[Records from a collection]
== == ==
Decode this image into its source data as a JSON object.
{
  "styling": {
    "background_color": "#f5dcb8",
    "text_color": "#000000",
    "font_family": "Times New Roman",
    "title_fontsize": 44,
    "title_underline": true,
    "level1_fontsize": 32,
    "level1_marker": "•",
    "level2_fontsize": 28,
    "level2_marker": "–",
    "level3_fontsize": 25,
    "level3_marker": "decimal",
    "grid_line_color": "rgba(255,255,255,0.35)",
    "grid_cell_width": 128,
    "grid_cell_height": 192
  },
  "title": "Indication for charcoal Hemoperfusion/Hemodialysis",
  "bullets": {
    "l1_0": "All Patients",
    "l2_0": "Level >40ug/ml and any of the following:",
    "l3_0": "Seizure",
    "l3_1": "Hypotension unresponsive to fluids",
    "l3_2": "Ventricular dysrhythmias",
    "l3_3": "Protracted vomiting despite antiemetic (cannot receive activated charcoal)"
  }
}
== == ==
Would you please restate all of the entries exactly?

• Task answer:
Decode this image into its source data as a JSON object.
{
  "styling": {
    "background_color": "#f5dcb8",
    "text_color": "#000000",
    "font_family": "Times New Roman",
    "title_fontsize": 44,
    "title_underline": true,
    "level1_fontsize": 32,
    "level1_marker": "•",
    "level2_fontsize": 28,
    "level2_marker": "–",
    "level3_fontsize": 25,
    "level3_marker": "decimal",
    "grid_line_color": "rgba(255,255,255,0.35)",
    "grid_cell_width": 128,
    "grid_cell_height": 192
  },
  "title": "Indication for charcoal Hemoperfusion/Hemodialysis",
  "bullets": {
    "l1_0": "All Patients",
    "l2_0": "Level >40ug/ml and any of the following:",
    "l3_0": "Seizure",
    "l3_1": "Hypotension unresponsive to fluids",
    "l3_2": "Ventricular dysrhythmias",
    "l3_3": "Protracted vomiting despite antiemetic (cannot receive activated charcoal)"
  }
}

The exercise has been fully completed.